* _AIM OF THE EXERCISE_
Copy every one of the records below word for word. Leave the pictures out of your copy.

* _MATERIAL TO PROCESS_
============
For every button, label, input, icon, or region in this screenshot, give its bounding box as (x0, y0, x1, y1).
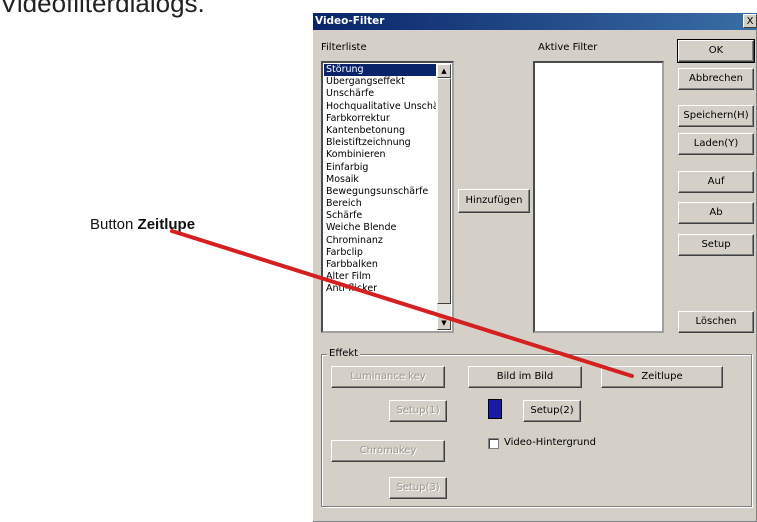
filter-list-item[interactable]: Chrominanz (324, 235, 436, 247)
filter-list-item[interactable]: Unschärfe (324, 88, 436, 100)
filter-list-item[interactable]: Bewegungsunschärfe (324, 186, 436, 198)
close-icon[interactable]: X (743, 14, 757, 28)
video-filter-dialog: Video-Filter X Filterliste Aktive Filter… (312, 12, 757, 522)
active-filter-label: Aktive Filter (538, 42, 598, 53)
filter-list-item[interactable]: Kombinieren (324, 149, 436, 161)
filter-list-item[interactable]: Farbclip (324, 247, 436, 259)
picture-in-picture-button[interactable]: Bild im Bild (468, 366, 582, 388)
luminance-key-button[interactable]: Luminance key (331, 366, 445, 388)
filter-list-item[interactable]: Anti-flicker (324, 283, 436, 295)
chromakey-button[interactable]: Chromakey (331, 440, 445, 462)
save-button[interactable]: Speichern(H) (678, 105, 754, 127)
filter-list-item[interactable]: Farbkorrektur (324, 113, 436, 125)
effect-group-label: Effekt (327, 348, 361, 359)
active-filter-list[interactable] (533, 61, 664, 333)
color-swatch[interactable] (488, 399, 502, 419)
setup-button[interactable]: Setup (678, 234, 754, 256)
filter-list-item[interactable]: Alter Film (324, 271, 436, 283)
video-background-checkbox[interactable] (488, 438, 499, 449)
dialog-titlebar[interactable]: Video-Filter (313, 13, 757, 30)
setup1-button[interactable]: Setup(1) (389, 400, 447, 422)
filter-list-item[interactable]: Kantenbetonung (324, 125, 436, 137)
slow-motion-button[interactable]: Zeitlupe (601, 366, 723, 388)
load-button[interactable]: Laden(Y) (678, 133, 754, 155)
filter-list-item[interactable]: Bereich (324, 198, 436, 210)
filter-list-item[interactable]: Störung (324, 64, 436, 77)
filter-list-item[interactable]: Bleistiftzeichnung (324, 137, 436, 149)
callout-label: Button Zeitlupe (90, 216, 195, 233)
filter-list-label: Filterliste (321, 42, 367, 53)
move-down-button[interactable]: Ab (678, 202, 754, 224)
filter-list-items: Störung Übergangseffekt Unschärfe Hochquali… (324, 64, 436, 330)
scroll-up-icon[interactable]: ▲ (437, 64, 451, 78)
filter-list-scrollbar[interactable]: ▲ ▼ (437, 64, 451, 330)
filter-list-item[interactable]: Hochqualitative Unschä (324, 101, 436, 113)
add-filter-button[interactable]: Hinzufügen (458, 189, 530, 213)
delete-button[interactable]: Löschen (678, 311, 754, 333)
filter-list[interactable]: Störung Übergangseffekt Unschärfe Hochquali… (321, 61, 454, 333)
setup3-button[interactable]: Setup(3) (389, 477, 447, 499)
scroll-thumb[interactable] (437, 78, 451, 304)
filter-list-item[interactable]: Einfarbig (324, 162, 436, 174)
page-caption: Videofilterdialogs. (0, 0, 205, 18)
setup2-button[interactable]: Setup(2) (523, 400, 581, 422)
cancel-button[interactable]: Abbrechen (678, 68, 754, 90)
filter-list-item[interactable]: Weiche Blende (324, 222, 436, 234)
scroll-down-icon[interactable]: ▼ (437, 316, 451, 330)
filter-list-item[interactable]: Mosaik (324, 174, 436, 186)
video-background-label: Video-Hintergrund (504, 437, 596, 448)
callout-prefix: Button (90, 216, 138, 233)
move-up-button[interactable]: Auf (678, 171, 754, 193)
filter-list-item[interactable]: Farbbalken (324, 259, 436, 271)
filter-list-item[interactable]: Schärfe (324, 210, 436, 222)
dialog-title: Video-Filter (315, 15, 385, 27)
ok-button[interactable]: OK (677, 39, 755, 63)
filter-list-item[interactable]: Übergangseffekt (324, 76, 436, 88)
callout-bold: Zeitlupe (137, 216, 196, 233)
============
* _RESULT OF THIS EXERCISE_
For every button, label, input, icon, or region in this screenshot, give its bounding box as (x0, y0, x1, y1).
filter-list-item[interactable]: Chrominanz (324, 235, 436, 247)
filter-list-item[interactable]: Unschärfe (324, 88, 436, 100)
filter-list-item[interactable]: Bewegungsunschärfe (324, 186, 436, 198)
close-icon[interactable]: X (743, 14, 757, 28)
video-filter-dialog: Video-Filter X Filterliste Aktive Filter… (312, 12, 757, 522)
active-filter-label: Aktive Filter (538, 42, 598, 53)
filter-list-item[interactable]: Kombinieren (324, 149, 436, 161)
filter-list-item[interactable]: Farbclip (324, 247, 436, 259)
picture-in-picture-button[interactable]: Bild im Bild (468, 366, 582, 388)
luminance-key-button[interactable]: Luminance key (331, 366, 445, 388)
filter-list-item[interactable]: Anti-flicker (324, 283, 436, 295)
chromakey-button[interactable]: Chromakey (331, 440, 445, 462)
save-button[interactable]: Speichern(H) (678, 105, 754, 127)
filter-list-item[interactable]: Farbkorrektur (324, 113, 436, 125)
effect-group-label: Effekt (327, 348, 361, 359)
active-filter-list[interactable] (533, 61, 664, 333)
color-swatch[interactable] (488, 399, 502, 419)
setup-button[interactable]: Setup (678, 234, 754, 256)
filter-list-item[interactable]: Alter Film (324, 271, 436, 283)
video-background-checkbox[interactable] (488, 438, 499, 449)
dialog-titlebar[interactable]: Video-Filter (313, 13, 757, 30)
setup1-button[interactable]: Setup(1) (389, 400, 447, 422)
filter-list-item[interactable]: Kantenbetonung (324, 125, 436, 137)
slow-motion-button[interactable]: Zeitlupe (601, 366, 723, 388)
load-button[interactable]: Laden(Y) (678, 133, 754, 155)
filter-list-item[interactable]: Bereich (324, 198, 436, 210)
filter-list-item[interactable]: Störung (324, 64, 436, 77)
filter-list-item[interactable]: Bleistiftzeichnung (324, 137, 436, 149)
callout-label: Button Zeitlupe (90, 216, 195, 233)
filter-list-label: Filterliste (321, 42, 367, 53)
move-down-button[interactable]: Ab (678, 202, 754, 224)
filter-list-items: Störung Übergangseffekt Unschärfe Hochquali… (324, 64, 436, 330)
scroll-up-icon[interactable]: ▲ (437, 64, 451, 78)
filter-list-scrollbar[interactable]: ▲ ▼ (437, 64, 451, 330)
filter-list-item[interactable]: Hochqualitative Unschä (324, 101, 436, 113)
add-filter-button[interactable]: Hinzufügen (458, 189, 530, 213)
delete-button[interactable]: Löschen (678, 311, 754, 333)
filter-list[interactable]: Störung Übergangseffekt Unschärfe Hochquali… (321, 61, 454, 333)
setup3-button[interactable]: Setup(3) (389, 477, 447, 499)
scroll-thumb[interactable] (437, 78, 451, 304)
filter-list-item[interactable]: Einfarbig (324, 162, 436, 174)
page-caption: Videofilterdialogs. (0, 0, 205, 18)
setup2-button[interactable]: Setup(2) (523, 400, 581, 422)
cancel-button[interactable]: Abbrechen (678, 68, 754, 90)
filter-list-item[interactable]: Weiche Blende (324, 222, 436, 234)
scroll-down-icon[interactable]: ▼ (437, 316, 451, 330)
filter-list-item[interactable]: Mosaik (324, 174, 436, 186)
video-background-label: Video-Hintergrund (504, 437, 596, 448)
callout-prefix: Button (90, 216, 138, 233)
move-up-button[interactable]: Auf (678, 171, 754, 193)
filter-list-item[interactable]: Farbbalken (324, 259, 436, 271)
filter-list-item[interactable]: Schärfe (324, 210, 436, 222)
dialog-title: Video-Filter (315, 15, 385, 27)
ok-button[interactable]: OK (677, 39, 755, 63)
filter-list-item[interactable]: Übergangseffekt (324, 76, 436, 88)
callout-bold: Zeitlupe (137, 216, 196, 233)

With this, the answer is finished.